Extract provided.
┄┄┄┄┄┄

The fix: Publish concrete numbers: requests/second per key, requests/minute per organization, concurrent-connection cap, and any per-IP throttling. Add them as a table on the errors page and a header on the auth page.

11. Mode precedence between constructor and per-request parameter is undocumented (minor)

Location: /sdks/python, /sdks/typescript, /api-reference/scan

Problem: mode can be set on the SDK constructor (BenchGuard(..., mode="block")) and also as a per-request body field on POST /v1/scan (mode ("block" | "warn", optional)). No page documents which wins when both are set, or whether the SDK forwards the constructor value as a per-request override.

Consequence: A team running a mixed deployment — block in production, warn for a specific evaluation crew — has no contract for how to compose the two settings. The first time someone sets mode="warn" per-call on a block-configured guard, the resulting behavior is an experiment, not a spec.

The fix: State the precedence rule explicitly on /api-reference/scan and both SDK pages: e.g., "per-request mode overrides constructor mode," then mirror that with an example on the modes concept page.

12. Classifier accuracy numbers live on the marketing site, not in the docs (minor)

Location: Docs (absent) vs benchspan.com homepage

Problem: The homepage advertises specific benchmark results: 99.9% catch rate on AgentDojo, 94% catch rate on InjecAgent, 0.19% false-alarm rate on production-like traffic. None of these numbers appear in /docs.benchspan.com. The model_version field returns classifier-v3, which implies v1 and v2 existed and were measured differently — but there's no per-version benchmark table.

Consequence: A security engineer evaluating Benchspan for compliance or red-team purposes has to cross-reference the marketing site to find the only quantitative claims about the product's accuracy, then has no way to know which model_version those numbers apply to. When classifier-v4 ships, customers on v3 have no documented baseline.

The fix: Add /concepts/accuracy (or a section on how-it-works) with the AgentDojo / InjecAgent / FPR numbers, pinned to a specific model_version, plus a note on how the numbers update across classifier versions.

13. No changelog despite versioned classifier in API responses (minor)

Location: /changelog (404) and /api-reference/scan

Problem: Every scan response includes model_version (e.g., classifier-v3). The sitemap has no changelog page, and /changelog returns 404. There's no record of when v2→v3 happened, what changed, or whether old API keys still target an old model.

Consequence: A customer who saw a score change for the same input between two weeks has no public reference to explain it. Auditors and red teams can't pin findings to a model revision. Agents summarizing "what's new in Benchspan" have nothing to cite.

The fix: Add /changelog with dated entries per classifier-v{N} bump, SDK release, and API behavior change. Link model_version in the scan-response docs to the corresponding changelog anchor.

14. No OpenAPI/machine-readable spec for the REST API (minor)

Location: /api-reference/* (and absent from /sitemap.xml)

┄┄┄┄┄┄

Exercise description.
According to the docs review above, why should the accuracy numbers be pinned to a specific model_version? Answer in one to three sentences.

┄┄┄┄┄┄

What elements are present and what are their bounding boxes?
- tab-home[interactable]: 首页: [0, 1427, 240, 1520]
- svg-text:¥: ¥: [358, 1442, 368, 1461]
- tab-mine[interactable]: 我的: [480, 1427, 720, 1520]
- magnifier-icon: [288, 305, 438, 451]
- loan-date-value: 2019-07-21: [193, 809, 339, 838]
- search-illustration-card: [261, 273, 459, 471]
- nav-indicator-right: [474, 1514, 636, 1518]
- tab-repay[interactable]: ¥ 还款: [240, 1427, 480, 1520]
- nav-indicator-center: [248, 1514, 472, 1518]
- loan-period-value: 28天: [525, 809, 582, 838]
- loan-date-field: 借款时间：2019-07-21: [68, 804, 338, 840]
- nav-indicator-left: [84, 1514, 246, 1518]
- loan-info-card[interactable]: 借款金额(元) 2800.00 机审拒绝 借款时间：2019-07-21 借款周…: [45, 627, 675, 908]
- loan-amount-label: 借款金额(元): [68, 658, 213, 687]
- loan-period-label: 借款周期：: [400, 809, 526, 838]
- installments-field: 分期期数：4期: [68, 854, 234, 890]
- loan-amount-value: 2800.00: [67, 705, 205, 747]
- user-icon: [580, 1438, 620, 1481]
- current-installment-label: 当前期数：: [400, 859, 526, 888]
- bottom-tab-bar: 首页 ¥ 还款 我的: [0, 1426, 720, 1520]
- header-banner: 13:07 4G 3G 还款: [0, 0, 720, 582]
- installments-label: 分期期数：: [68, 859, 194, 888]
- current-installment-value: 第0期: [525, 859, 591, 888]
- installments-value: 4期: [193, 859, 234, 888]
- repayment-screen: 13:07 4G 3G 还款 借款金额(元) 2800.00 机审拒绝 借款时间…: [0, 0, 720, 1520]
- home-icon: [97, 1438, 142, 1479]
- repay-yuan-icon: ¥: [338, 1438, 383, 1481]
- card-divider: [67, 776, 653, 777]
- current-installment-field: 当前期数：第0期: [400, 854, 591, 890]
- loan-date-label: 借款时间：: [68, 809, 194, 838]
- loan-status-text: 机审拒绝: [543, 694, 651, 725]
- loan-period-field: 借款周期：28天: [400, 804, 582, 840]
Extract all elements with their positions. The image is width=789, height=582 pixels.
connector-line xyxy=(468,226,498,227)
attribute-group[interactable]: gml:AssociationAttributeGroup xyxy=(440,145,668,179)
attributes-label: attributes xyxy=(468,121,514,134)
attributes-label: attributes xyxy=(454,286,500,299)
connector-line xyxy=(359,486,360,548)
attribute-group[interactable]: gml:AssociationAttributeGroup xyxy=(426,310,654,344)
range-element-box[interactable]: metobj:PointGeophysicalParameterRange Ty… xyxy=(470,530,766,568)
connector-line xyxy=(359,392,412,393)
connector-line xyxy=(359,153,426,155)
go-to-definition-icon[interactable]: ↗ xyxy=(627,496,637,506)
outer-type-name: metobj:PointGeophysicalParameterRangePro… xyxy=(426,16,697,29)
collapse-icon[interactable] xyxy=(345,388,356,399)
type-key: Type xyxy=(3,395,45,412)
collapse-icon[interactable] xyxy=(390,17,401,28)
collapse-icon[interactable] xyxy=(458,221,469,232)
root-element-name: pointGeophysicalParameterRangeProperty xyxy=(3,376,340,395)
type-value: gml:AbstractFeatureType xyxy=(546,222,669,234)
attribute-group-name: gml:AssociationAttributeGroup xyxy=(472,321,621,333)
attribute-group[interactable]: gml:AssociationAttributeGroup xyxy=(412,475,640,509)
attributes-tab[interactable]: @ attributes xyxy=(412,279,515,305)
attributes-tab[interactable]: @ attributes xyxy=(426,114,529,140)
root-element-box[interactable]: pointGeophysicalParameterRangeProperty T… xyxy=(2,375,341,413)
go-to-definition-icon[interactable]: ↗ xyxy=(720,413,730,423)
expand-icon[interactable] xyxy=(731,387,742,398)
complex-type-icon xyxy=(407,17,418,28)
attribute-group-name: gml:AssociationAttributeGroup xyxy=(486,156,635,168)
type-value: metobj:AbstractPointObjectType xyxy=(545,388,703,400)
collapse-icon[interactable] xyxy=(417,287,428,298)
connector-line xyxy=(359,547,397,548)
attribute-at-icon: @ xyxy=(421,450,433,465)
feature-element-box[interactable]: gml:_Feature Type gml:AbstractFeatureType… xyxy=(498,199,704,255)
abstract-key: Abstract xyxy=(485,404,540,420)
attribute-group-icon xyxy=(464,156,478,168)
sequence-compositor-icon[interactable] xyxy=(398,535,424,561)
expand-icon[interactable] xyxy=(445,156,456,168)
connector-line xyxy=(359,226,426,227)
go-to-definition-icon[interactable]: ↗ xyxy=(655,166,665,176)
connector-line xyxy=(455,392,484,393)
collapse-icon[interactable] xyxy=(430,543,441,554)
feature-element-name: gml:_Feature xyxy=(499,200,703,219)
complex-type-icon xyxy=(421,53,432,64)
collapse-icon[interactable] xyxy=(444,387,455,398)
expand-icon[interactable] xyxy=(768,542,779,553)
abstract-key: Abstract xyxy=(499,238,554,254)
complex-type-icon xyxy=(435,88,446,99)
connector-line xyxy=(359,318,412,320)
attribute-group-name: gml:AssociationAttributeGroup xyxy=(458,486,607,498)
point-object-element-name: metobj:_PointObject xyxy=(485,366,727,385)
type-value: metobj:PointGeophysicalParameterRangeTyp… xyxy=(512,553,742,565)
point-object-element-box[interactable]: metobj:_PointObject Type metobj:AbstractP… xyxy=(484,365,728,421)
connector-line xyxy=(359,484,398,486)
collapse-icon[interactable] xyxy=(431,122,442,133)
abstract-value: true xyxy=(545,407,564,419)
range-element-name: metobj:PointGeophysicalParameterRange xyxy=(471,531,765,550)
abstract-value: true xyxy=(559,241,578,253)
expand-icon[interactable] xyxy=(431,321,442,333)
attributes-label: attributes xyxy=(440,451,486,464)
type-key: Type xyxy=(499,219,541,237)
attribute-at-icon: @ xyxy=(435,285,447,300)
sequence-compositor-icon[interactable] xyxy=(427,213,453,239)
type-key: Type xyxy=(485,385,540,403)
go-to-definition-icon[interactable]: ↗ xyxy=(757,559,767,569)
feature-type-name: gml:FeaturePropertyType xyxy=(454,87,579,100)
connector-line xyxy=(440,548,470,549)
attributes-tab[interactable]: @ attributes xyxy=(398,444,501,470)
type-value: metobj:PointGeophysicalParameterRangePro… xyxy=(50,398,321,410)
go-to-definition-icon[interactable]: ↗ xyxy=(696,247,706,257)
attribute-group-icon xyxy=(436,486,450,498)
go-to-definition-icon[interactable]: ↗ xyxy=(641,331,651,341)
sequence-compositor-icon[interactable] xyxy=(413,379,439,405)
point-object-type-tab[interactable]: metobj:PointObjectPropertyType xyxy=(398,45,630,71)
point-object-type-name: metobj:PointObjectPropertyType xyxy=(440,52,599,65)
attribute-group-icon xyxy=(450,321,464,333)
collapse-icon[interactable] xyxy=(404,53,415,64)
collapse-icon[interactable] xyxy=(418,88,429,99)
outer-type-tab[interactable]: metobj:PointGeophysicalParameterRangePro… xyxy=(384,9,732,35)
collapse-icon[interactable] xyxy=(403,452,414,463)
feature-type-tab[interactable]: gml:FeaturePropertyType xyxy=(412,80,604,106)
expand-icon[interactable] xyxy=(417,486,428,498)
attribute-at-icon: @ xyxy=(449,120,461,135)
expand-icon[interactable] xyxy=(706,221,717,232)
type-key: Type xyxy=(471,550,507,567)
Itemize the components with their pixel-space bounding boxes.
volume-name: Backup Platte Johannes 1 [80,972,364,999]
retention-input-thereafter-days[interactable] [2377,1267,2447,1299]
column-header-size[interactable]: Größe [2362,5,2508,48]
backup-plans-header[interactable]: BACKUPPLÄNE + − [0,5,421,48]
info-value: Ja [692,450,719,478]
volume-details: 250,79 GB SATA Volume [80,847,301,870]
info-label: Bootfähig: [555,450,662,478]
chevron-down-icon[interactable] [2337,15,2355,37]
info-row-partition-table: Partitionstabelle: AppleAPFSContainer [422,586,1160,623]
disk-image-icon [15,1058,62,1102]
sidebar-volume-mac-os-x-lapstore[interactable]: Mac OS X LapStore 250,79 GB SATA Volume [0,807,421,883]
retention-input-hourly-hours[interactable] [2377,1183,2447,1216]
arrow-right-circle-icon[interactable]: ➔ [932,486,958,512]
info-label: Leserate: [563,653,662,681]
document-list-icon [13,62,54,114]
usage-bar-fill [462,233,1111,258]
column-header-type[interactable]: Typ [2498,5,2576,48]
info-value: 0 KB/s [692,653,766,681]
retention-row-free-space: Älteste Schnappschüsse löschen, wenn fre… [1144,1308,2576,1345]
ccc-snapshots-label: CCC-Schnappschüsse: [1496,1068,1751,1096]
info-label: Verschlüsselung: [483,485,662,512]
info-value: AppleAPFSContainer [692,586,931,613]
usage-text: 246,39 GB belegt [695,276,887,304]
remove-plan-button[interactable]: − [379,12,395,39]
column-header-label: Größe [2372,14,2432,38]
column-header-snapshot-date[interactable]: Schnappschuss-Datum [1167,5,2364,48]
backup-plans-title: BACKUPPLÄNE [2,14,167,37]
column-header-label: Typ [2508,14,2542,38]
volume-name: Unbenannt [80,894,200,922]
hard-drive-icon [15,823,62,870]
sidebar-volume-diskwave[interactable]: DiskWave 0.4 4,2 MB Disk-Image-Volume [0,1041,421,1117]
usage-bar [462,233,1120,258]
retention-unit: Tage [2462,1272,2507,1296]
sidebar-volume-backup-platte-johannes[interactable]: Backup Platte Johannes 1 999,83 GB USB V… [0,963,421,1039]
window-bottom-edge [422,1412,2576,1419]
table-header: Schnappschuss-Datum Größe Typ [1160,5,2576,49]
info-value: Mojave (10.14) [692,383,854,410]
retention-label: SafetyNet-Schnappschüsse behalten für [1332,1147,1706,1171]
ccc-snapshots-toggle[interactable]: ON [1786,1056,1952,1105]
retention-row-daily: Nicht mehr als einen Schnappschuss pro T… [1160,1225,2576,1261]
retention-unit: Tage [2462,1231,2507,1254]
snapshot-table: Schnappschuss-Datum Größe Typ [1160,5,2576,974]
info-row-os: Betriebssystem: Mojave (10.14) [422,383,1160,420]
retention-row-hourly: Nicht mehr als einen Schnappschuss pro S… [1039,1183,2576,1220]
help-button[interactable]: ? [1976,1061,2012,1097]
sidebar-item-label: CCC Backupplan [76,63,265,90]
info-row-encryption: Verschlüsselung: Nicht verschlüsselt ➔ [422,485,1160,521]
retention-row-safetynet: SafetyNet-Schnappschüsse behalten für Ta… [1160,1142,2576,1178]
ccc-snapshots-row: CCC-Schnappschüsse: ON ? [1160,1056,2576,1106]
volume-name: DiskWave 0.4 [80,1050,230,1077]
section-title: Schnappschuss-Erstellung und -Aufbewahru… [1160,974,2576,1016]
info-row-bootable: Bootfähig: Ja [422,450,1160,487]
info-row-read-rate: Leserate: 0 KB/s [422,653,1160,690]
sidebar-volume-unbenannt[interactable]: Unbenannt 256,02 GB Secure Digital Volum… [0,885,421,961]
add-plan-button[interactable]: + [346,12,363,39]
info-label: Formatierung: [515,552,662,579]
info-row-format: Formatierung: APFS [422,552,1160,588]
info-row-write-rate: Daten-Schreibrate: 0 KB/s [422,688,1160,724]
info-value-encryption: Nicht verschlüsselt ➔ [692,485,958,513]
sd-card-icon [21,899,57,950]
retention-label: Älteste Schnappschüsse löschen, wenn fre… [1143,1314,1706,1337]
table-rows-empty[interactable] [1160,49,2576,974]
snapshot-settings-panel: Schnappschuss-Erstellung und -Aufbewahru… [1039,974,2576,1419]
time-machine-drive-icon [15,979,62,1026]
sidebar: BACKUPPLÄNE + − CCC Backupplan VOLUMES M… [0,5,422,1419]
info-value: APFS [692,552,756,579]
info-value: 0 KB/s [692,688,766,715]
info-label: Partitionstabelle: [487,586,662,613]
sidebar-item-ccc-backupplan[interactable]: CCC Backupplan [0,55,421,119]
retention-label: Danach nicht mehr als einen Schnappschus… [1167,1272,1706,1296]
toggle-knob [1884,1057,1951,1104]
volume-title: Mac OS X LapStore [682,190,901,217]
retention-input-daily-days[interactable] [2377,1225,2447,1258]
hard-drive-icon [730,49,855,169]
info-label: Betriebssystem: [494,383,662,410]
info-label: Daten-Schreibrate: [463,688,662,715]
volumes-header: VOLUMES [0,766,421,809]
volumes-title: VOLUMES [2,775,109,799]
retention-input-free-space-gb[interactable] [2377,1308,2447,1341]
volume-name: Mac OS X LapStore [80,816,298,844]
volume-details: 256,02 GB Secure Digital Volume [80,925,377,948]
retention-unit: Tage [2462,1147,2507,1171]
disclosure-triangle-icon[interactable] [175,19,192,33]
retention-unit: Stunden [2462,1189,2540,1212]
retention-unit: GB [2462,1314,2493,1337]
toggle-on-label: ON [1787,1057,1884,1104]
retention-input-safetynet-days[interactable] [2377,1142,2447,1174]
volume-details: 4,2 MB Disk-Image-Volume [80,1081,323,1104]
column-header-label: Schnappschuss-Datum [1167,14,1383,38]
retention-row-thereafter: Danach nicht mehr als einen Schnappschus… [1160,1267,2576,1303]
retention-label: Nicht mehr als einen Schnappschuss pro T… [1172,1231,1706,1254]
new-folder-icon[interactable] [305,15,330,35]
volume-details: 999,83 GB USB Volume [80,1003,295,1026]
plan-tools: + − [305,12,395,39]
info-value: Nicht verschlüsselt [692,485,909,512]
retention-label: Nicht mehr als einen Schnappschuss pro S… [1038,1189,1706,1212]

┄┄┄┄┄┄

Exercise response.
The model_version field returns classifier-v3, which implies that v1 and v2 existed and were measured differently, yet there is no per-version benchmark table. Without pinning, a security engineer has no way to know which model_version the homepage numbers apply to. When classifier-v4 ships, customers on v3 would also have no documented baseline.